SET TASK – Locate all lines with the word "this". Copy them.

LISTED ENTRIES –
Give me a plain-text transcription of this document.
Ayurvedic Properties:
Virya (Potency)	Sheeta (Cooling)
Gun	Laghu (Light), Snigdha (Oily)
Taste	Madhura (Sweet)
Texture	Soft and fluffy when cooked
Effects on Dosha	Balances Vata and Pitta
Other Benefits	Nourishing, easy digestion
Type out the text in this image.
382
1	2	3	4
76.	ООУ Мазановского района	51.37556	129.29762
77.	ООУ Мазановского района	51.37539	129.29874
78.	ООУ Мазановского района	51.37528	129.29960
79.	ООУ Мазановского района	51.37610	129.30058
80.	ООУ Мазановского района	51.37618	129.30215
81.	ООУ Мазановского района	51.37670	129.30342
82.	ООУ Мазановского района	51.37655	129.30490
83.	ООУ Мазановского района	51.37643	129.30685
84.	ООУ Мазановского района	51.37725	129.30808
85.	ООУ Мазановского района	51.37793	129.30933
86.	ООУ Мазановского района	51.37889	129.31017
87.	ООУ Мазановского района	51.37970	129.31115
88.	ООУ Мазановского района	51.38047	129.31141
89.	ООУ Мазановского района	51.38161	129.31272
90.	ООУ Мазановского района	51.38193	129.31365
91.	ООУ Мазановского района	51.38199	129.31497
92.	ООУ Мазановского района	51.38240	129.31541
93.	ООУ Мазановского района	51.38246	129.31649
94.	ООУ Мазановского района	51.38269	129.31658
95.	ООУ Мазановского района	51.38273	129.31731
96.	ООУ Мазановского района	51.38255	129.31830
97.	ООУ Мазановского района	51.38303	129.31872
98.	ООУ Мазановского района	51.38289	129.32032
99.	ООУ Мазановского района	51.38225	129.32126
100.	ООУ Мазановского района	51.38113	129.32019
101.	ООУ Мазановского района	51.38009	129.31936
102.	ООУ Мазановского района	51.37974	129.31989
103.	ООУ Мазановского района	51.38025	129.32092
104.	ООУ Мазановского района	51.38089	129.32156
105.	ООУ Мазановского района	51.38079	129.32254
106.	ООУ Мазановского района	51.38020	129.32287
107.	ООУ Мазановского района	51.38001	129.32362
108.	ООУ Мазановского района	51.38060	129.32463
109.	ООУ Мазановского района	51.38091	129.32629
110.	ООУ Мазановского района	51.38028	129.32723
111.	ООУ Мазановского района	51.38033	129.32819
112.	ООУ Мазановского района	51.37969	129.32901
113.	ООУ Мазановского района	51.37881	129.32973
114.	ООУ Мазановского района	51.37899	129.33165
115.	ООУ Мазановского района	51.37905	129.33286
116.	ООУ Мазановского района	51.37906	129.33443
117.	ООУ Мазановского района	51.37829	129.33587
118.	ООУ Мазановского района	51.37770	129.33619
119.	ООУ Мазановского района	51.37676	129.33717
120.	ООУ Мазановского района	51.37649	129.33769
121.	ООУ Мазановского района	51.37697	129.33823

SOLUTION TO THE PROBLEM –
Give me a plain-text transcription of this document.
Type out the text in this image.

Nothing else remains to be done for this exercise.